▶ _Exercise requirements_:
Omit the pictures and return every entry exactly as written.

(Stored records)
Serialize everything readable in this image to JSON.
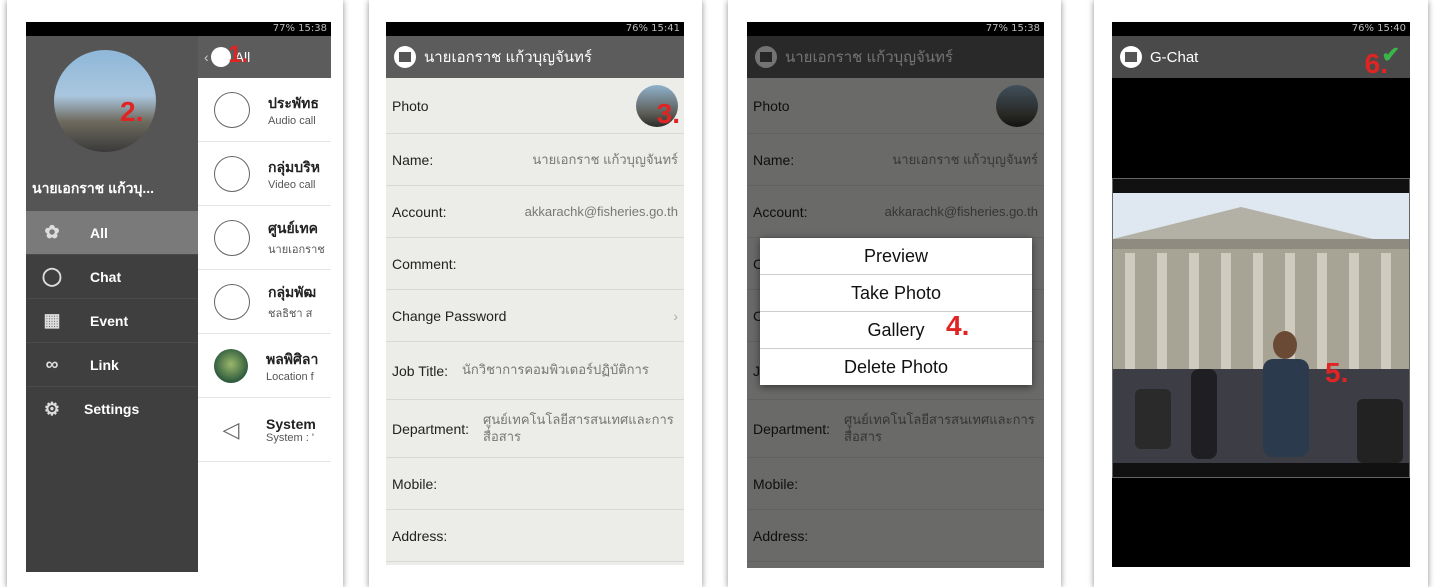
{
  "panel1": {
    "status": "77% 15:38",
    "step": "1.",
    "step_avatar": "2.",
    "user_name": "นายเอกราช แก้วบุ...",
    "list_title": "All",
    "menu": [
      {
        "label": "All",
        "icon": "all-icon"
      },
      {
        "label": "Chat",
        "icon": "chat-icon"
      },
      {
        "label": "Event",
        "icon": "calendar-icon"
      },
      {
        "label": "Link",
        "icon": "link-icon"
      },
      {
        "label": "Settings",
        "icon": "gear-icon"
      }
    ],
    "conversations": [
      {
        "title": "ประพัทธ",
        "subtitle": "Audio call"
      },
      {
        "title": "กลุ่มบริห",
        "subtitle": "Video call"
      },
      {
        "title": "ศูนย์เทค",
        "subtitle": "นายเอกราช"
      },
      {
        "title": "กลุ่มพัฒ",
        "subtitle": "ชลธิชา ส"
      },
      {
        "title": "พลพิศิลา",
        "subtitle": "Location f"
      },
      {
        "title": "System",
        "subtitle": "System : '"
      }
    ]
  },
  "profile": {
    "status": "76% 15:41",
    "status2": "77% 15:38",
    "name_title": "นายเอกราช แก้วบุญจันทร์",
    "step_photo": "3.",
    "fields": {
      "photo": "Photo",
      "name_label": "Name:",
      "name_value": "นายเอกราช แก้วบุญจันทร์",
      "account_label": "Account:",
      "account_value": "akkarachk@fisheries.go.th",
      "comment_label": "Comment:",
      "change_password": "Change Password",
      "job_label": "Job Title:",
      "job_value": "นักวิชาการคอมพิวเตอร์ปฏิบัติการ",
      "dept_label": "Department:",
      "dept_value": "ศูนย์เทคโนโลยีสารสนเทศและการสื่อสาร",
      "mobile_label": "Mobile:",
      "address_label": "Address:"
    }
  },
  "dialog": {
    "step": "4.",
    "options": [
      "Preview",
      "Take Photo",
      "Gallery",
      "Delete Photo"
    ]
  },
  "panel4": {
    "status": "76% 15:40",
    "app_title": "G-Chat",
    "step_crop": "5.",
    "step_confirm": "6."
  }
}
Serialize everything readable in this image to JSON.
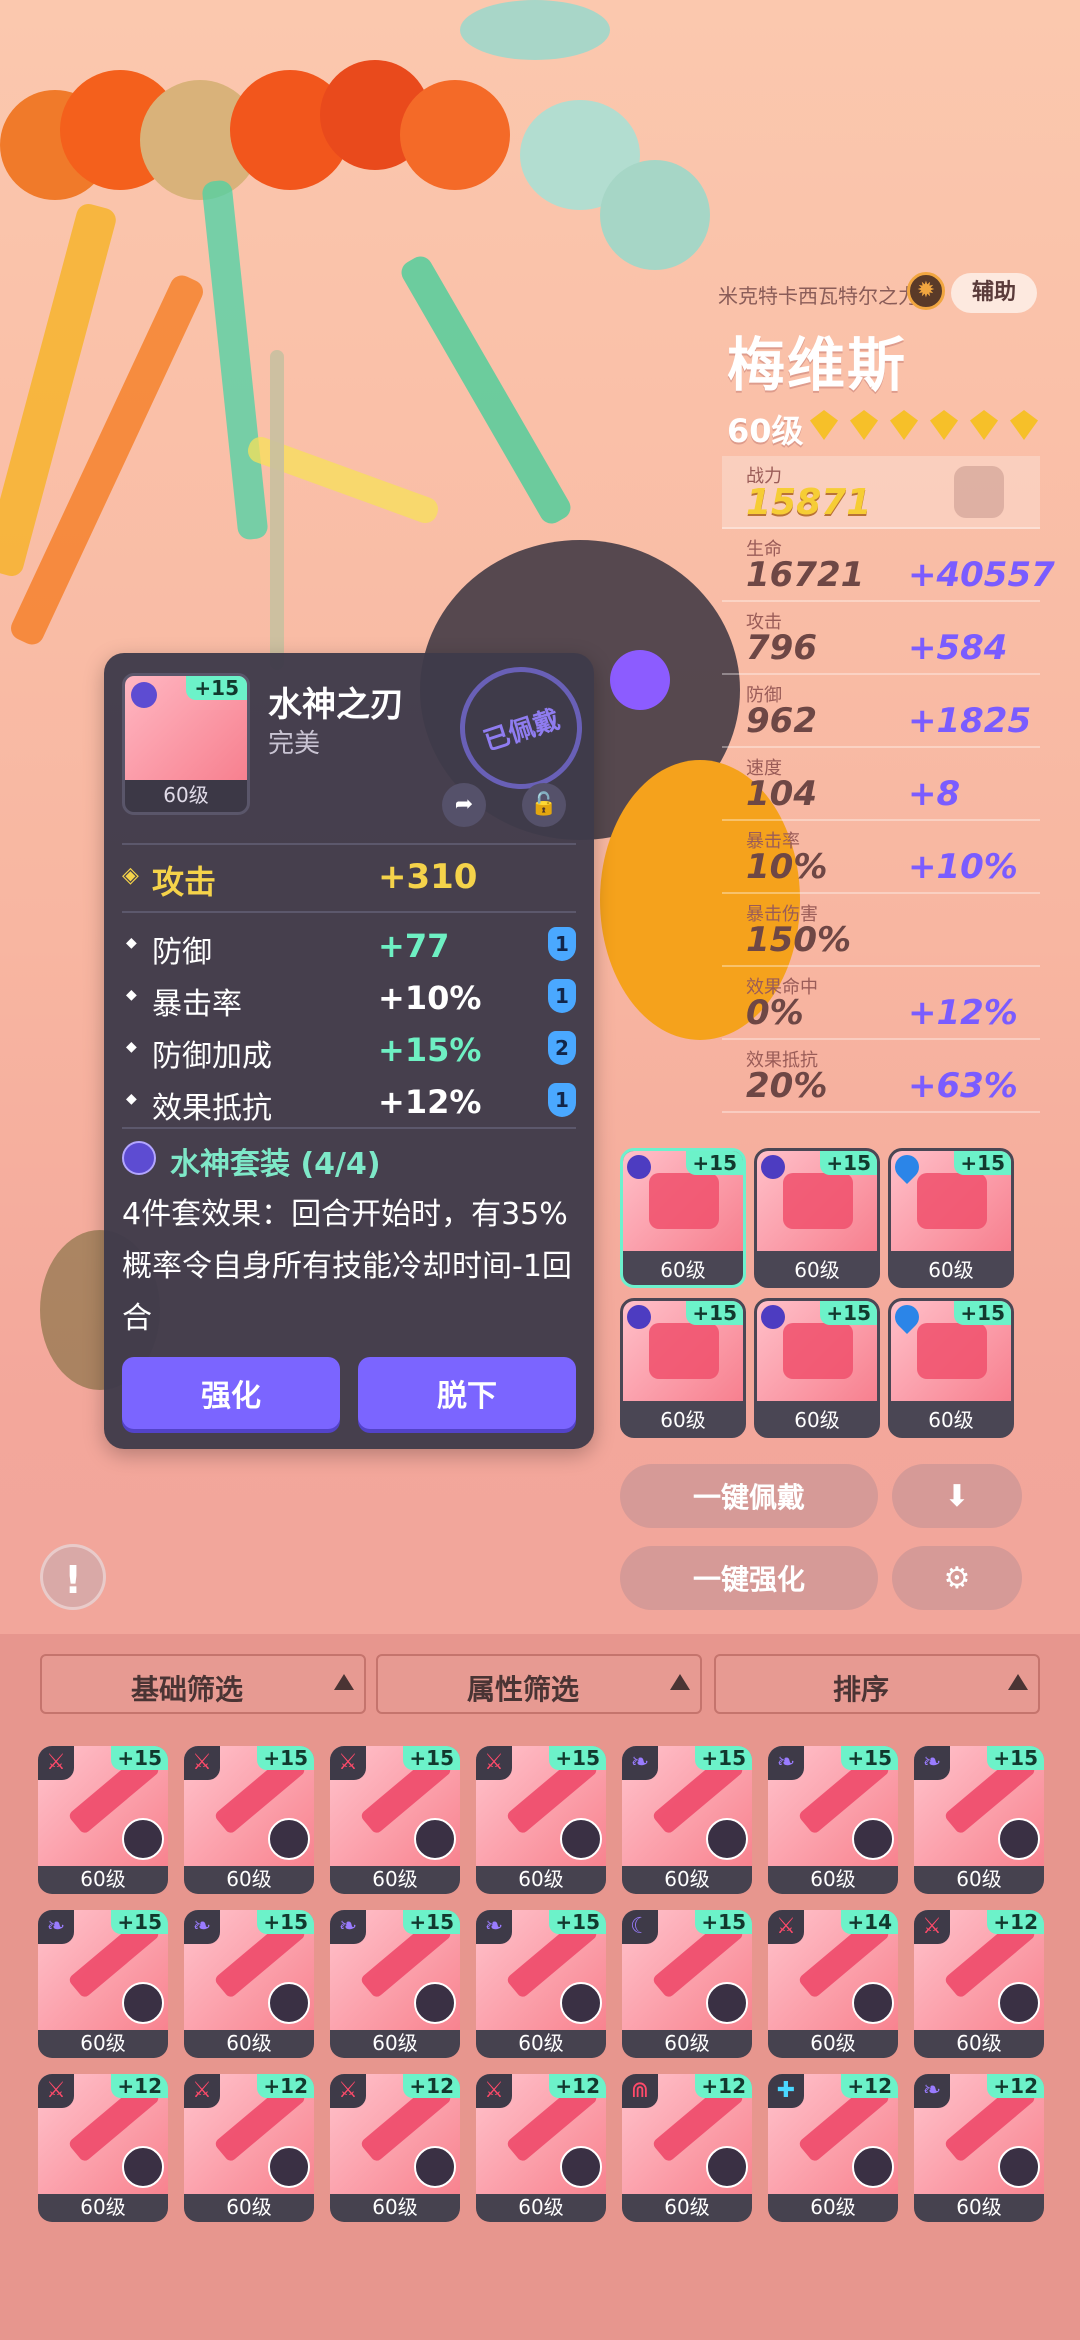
{
  "character": {
    "power_source": "米克特卡西瓦特尔之力",
    "role": "辅助",
    "name": "梅维斯",
    "level": "60级",
    "stars": 6
  },
  "stats": [
    {
      "label": "战力",
      "base": "15871",
      "bonus": ""
    },
    {
      "label": "生命",
      "base": "16721",
      "bonus": "+40557"
    },
    {
      "label": "攻击",
      "base": "796",
      "bonus": "+584"
    },
    {
      "label": "防御",
      "base": "962",
      "bonus": "+1825"
    },
    {
      "label": "速度",
      "base": "104",
      "bonus": "+8"
    },
    {
      "label": "暴击率",
      "base": "10%",
      "bonus": "+10%"
    },
    {
      "label": "暴击伤害",
      "base": "150%",
      "bonus": ""
    },
    {
      "label": "效果命中",
      "base": "0%",
      "bonus": "+12%"
    },
    {
      "label": "效果抵抗",
      "base": "20%",
      "bonus": "+63%"
    }
  ],
  "item": {
    "name": "水神之刃",
    "quality": "完美",
    "plus": "+15",
    "level": "60级",
    "equipped_stamp": "已佩戴",
    "main_stat": {
      "label": "攻击",
      "value": "+310"
    },
    "sub_stats": [
      {
        "label": "防御",
        "value": "+77",
        "count": "1",
        "color": "#6ef0c3"
      },
      {
        "label": "暴击率",
        "value": "+10%",
        "count": "1",
        "color": "#ffffff"
      },
      {
        "label": "防御加成",
        "value": "+15%",
        "count": "2",
        "color": "#6ef0c3"
      },
      {
        "label": "效果抵抗",
        "value": "+12%",
        "count": "1",
        "color": "#ffffff"
      }
    ],
    "set_title": "水神套装 (4/4)",
    "set_desc": "4件套效果：回合开始时，有35%概率令自身所有技能冷却时间-1回合",
    "btn_enhance": "强化",
    "btn_remove": "脱下"
  },
  "equipped_slots": [
    {
      "plus": "+15",
      "level": "60级",
      "set": "moon",
      "active": true
    },
    {
      "plus": "+15",
      "level": "60级",
      "set": "moon",
      "active": false
    },
    {
      "plus": "+15",
      "level": "60级",
      "set": "water",
      "active": false
    },
    {
      "plus": "+15",
      "level": "60级",
      "set": "moon",
      "active": false
    },
    {
      "plus": "+15",
      "level": "60级",
      "set": "moon",
      "active": false
    },
    {
      "plus": "+15",
      "level": "60级",
      "set": "water",
      "active": false
    }
  ],
  "actions": {
    "auto_equip": "一键佩戴",
    "auto_enhance": "一键强化",
    "download_icon": "down-arrow-icon",
    "settings_icon": "gear-icon",
    "warn": "!"
  },
  "filters": {
    "basic": "基础筛选",
    "attribute": "属性筛选",
    "sort": "排序"
  },
  "inventory": [
    {
      "plus": "+15",
      "level": "60级",
      "set_icon": "sword",
      "set_color": "#ff4a6a"
    },
    {
      "plus": "+15",
      "level": "60级",
      "set_icon": "sword",
      "set_color": "#ff4a6a"
    },
    {
      "plus": "+15",
      "level": "60级",
      "set_icon": "sword",
      "set_color": "#ff4a6a"
    },
    {
      "plus": "+15",
      "level": "60级",
      "set_icon": "sword",
      "set_color": "#ff4a6a"
    },
    {
      "plus": "+15",
      "level": "60级",
      "set_icon": "wing",
      "set_color": "#9a7cff"
    },
    {
      "plus": "+15",
      "level": "60级",
      "set_icon": "wing",
      "set_color": "#9a7cff"
    },
    {
      "plus": "+15",
      "level": "60级",
      "set_icon": "wing",
      "set_color": "#9a7cff"
    },
    {
      "plus": "+15",
      "level": "60级",
      "set_icon": "wing",
      "set_color": "#9a7cff"
    },
    {
      "plus": "+15",
      "level": "60级",
      "set_icon": "wing",
      "set_color": "#9a7cff"
    },
    {
      "plus": "+15",
      "level": "60级",
      "set_icon": "wing",
      "set_color": "#9a7cff"
    },
    {
      "plus": "+15",
      "level": "60级",
      "set_icon": "wing",
      "set_color": "#9a7cff"
    },
    {
      "plus": "+15",
      "level": "60级",
      "set_icon": "moon",
      "set_color": "#9a7cff"
    },
    {
      "plus": "+14",
      "level": "60级",
      "set_icon": "sword",
      "set_color": "#ff4a6a"
    },
    {
      "plus": "+12",
      "level": "60级",
      "set_icon": "sword",
      "set_color": "#ff4a6a"
    },
    {
      "plus": "+12",
      "level": "60级",
      "set_icon": "sword",
      "set_color": "#ff4a6a"
    },
    {
      "plus": "+12",
      "level": "60级",
      "set_icon": "sword",
      "set_color": "#ff4a6a"
    },
    {
      "plus": "+12",
      "level": "60级",
      "set_icon": "sword",
      "set_color": "#ff4a6a"
    },
    {
      "plus": "+12",
      "level": "60级",
      "set_icon": "sword",
      "set_color": "#ff4a6a"
    },
    {
      "plus": "+12",
      "level": "60级",
      "set_icon": "fang",
      "set_color": "#ff4a6a"
    },
    {
      "plus": "+12",
      "level": "60级",
      "set_icon": "cross",
      "set_color": "#4ad8ff"
    },
    {
      "plus": "+12",
      "level": "60级",
      "set_icon": "wing",
      "set_color": "#9a7cff"
    }
  ]
}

▶ _The response_:
Serialize everything readable in this image to JSON.
{
  "panel1": {
    "status": "77% 15:38",
    "step": "1.",
    "step_avatar": "2.",
    "user_name": "นายเอกราช แก้วบุ...",
    "list_title": "All",
    "menu": [
      {
        "label": "All",
        "icon": "all-icon"
      },
      {
        "label": "Chat",
        "icon": "chat-icon"
      },
      {
        "label": "Event",
        "icon": "calendar-icon"
      },
      {
        "label": "Link",
        "icon": "link-icon"
      },
      {
        "label": "Settings",
        "icon": "gear-icon"
      }
    ],
    "conversations": [
      {
        "title": "ประพัทธ",
        "subtitle": "Audio call"
      },
      {
        "title": "กลุ่มบริห",
        "subtitle": "Video call"
      },
      {
        "title": "ศูนย์เทค",
        "subtitle": "นายเอกราช"
      },
      {
        "title": "กลุ่มพัฒ",
        "subtitle": "ชลธิชา ส"
      },
      {
        "title": "พลพิศิลา",
        "subtitle": "Location f"
      },
      {
        "title": "System",
        "subtitle": "System : '"
      }
    ]
  },
  "profile": {
    "status": "76% 15:41",
    "status2": "77% 15:38",
    "name_title": "นายเอกราช แก้วบุญจันทร์",
    "step_photo": "3.",
    "fields": {
      "photo": "Photo",
      "name_label": "Name:",
      "name_value": "นายเอกราช แก้วบุญจันทร์",
      "account_label": "Account:",
      "account_value": "akkarachk@fisheries.go.th",
      "comment_label": "Comment:",
      "change_password": "Change Password",
      "job_label": "Job Title:",
      "job_value": "นักวิชาการคอมพิวเตอร์ปฏิบัติการ",
      "dept_label": "Department:",
      "dept_value": "ศูนย์เทคโนโลยีสารสนเทศและการสื่อสาร",
      "mobile_label": "Mobile:",
      "address_label": "Address:"
    }
  },
  "dialog": {
    "step": "4.",
    "options": [
      "Preview",
      "Take Photo",
      "Gallery",
      "Delete Photo"
    ]
  },
  "panel4": {
    "status": "76% 15:40",
    "app_title": "G-Chat",
    "step_crop": "5.",
    "step_confirm": "6."
  }
}
Serialize everything readable in this image to JSON.
{
  "character": {
    "power_source": "米克特卡西瓦特尔之力",
    "role": "辅助",
    "name": "梅维斯",
    "level": "60级",
    "stars": 6
  },
  "stats": [
    {
      "label": "战力",
      "base": "15871",
      "bonus": ""
    },
    {
      "label": "生命",
      "base": "16721",
      "bonus": "+40557"
    },
    {
      "label": "攻击",
      "base": "796",
      "bonus": "+584"
    },
    {
      "label": "防御",
      "base": "962",
      "bonus": "+1825"
    },
    {
      "label": "速度",
      "base": "104",
      "bonus": "+8"
    },
    {
      "label": "暴击率",
      "base": "10%",
      "bonus": "+10%"
    },
    {
      "label": "暴击伤害",
      "base": "150%",
      "bonus": ""
    },
    {
      "label": "效果命中",
      "base": "0%",
      "bonus": "+12%"
    },
    {
      "label": "效果抵抗",
      "base": "20%",
      "bonus": "+63%"
    }
  ],
  "item": {
    "name": "水神之刃",
    "quality": "完美",
    "plus": "+15",
    "level": "60级",
    "equipped_stamp": "已佩戴",
    "main_stat": {
      "label": "攻击",
      "value": "+310"
    },
    "sub_stats": [
      {
        "label": "防御",
        "value": "+77",
        "count": "1",
        "color": "#6ef0c3"
      },
      {
        "label": "暴击率",
        "value": "+10%",
        "count": "1",
        "color": "#ffffff"
      },
      {
        "label": "防御加成",
        "value": "+15%",
        "count": "2",
        "color": "#6ef0c3"
      },
      {
        "label": "效果抵抗",
        "value": "+12%",
        "count": "1",
        "color": "#ffffff"
      }
    ],
    "set_title": "水神套装 (4/4)",
    "set_desc": "4件套效果：回合开始时，有35%概率令自身所有技能冷却时间-1回合",
    "btn_enhance": "强化",
    "btn_remove": "脱下"
  },
  "equipped_slots": [
    {
      "plus": "+15",
      "level": "60级",
      "set": "moon",
      "active": true
    },
    {
      "plus": "+15",
      "level": "60级",
      "set": "moon",
      "active": false
    },
    {
      "plus": "+15",
      "level": "60级",
      "set": "water",
      "active": false
    },
    {
      "plus": "+15",
      "level": "60级",
      "set": "moon",
      "active": false
    },
    {
      "plus": "+15",
      "level": "60级",
      "set": "moon",
      "active": false
    },
    {
      "plus": "+15",
      "level": "60级",
      "set": "water",
      "active": false
    }
  ],
  "actions": {
    "auto_equip": "一键佩戴",
    "auto_enhance": "一键强化",
    "download_icon": "down-arrow-icon",
    "settings_icon": "gear-icon",
    "warn": "!"
  },
  "filters": {
    "basic": "基础筛选",
    "attribute": "属性筛选",
    "sort": "排序"
  },
  "inventory": [
    {
      "plus": "+15",
      "level": "60级",
      "set_icon": "sword",
      "set_color": "#ff4a6a"
    },
    {
      "plus": "+15",
      "level": "60级",
      "set_icon": "sword",
      "set_color": "#ff4a6a"
    },
    {
      "plus": "+15",
      "level": "60级",
      "set_icon": "sword",
      "set_color": "#ff4a6a"
    },
    {
      "plus": "+15",
      "level": "60级",
      "set_icon": "sword",
      "set_color": "#ff4a6a"
    },
    {
      "plus": "+15",
      "level": "60级",
      "set_icon": "wing",
      "set_color": "#9a7cff"
    },
    {
      "plus": "+15",
      "level": "60级",
      "set_icon": "wing",
      "set_color": "#9a7cff"
    },
    {
      "plus": "+15",
      "level": "60级",
      "set_icon": "wing",
      "set_color": "#9a7cff"
    },
    {
      "plus": "+15",
      "level": "60级",
      "set_icon": "wing",
      "set_color": "#9a7cff"
    },
    {
      "plus": "+15",
      "level": "60级",
      "set_icon": "wing",
      "set_color": "#9a7cff"
    },
    {
      "plus": "+15",
      "level": "60级",
      "set_icon": "wing",
      "set_color": "#9a7cff"
    },
    {
      "plus": "+15",
      "level": "60级",
      "set_icon": "wing",
      "set_color": "#9a7cff"
    },
    {
      "plus": "+15",
      "level": "60级",
      "set_icon": "moon",
      "set_color": "#9a7cff"
    },
    {
      "plus": "+14",
      "level": "60级",
      "set_icon": "sword",
      "set_color": "#ff4a6a"
    },
    {
      "plus": "+12",
      "level": "60级",
      "set_icon": "sword",
      "set_color": "#ff4a6a"
    },
    {
      "plus": "+12",
      "level": "60级",
      "set_icon": "sword",
      "set_color": "#ff4a6a"
    },
    {
      "plus": "+12",
      "level": "60级",
      "set_icon": "sword",
      "set_color": "#ff4a6a"
    },
    {
      "plus": "+12",
      "level": "60级",
      "set_icon": "sword",
      "set_color": "#ff4a6a"
    },
    {
      "plus": "+12",
      "level": "60级",
      "set_icon": "sword",
      "set_color": "#ff4a6a"
    },
    {
      "plus": "+12",
      "level": "60级",
      "set_icon": "fang",
      "set_color": "#ff4a6a"
    },
    {
      "plus": "+12",
      "level": "60级",
      "set_icon": "cross",
      "set_color": "#4ad8ff"
    },
    {
      "plus": "+12",
      "level": "60级",
      "set_icon": "wing",
      "set_color": "#9a7cff"
    }
  ]
}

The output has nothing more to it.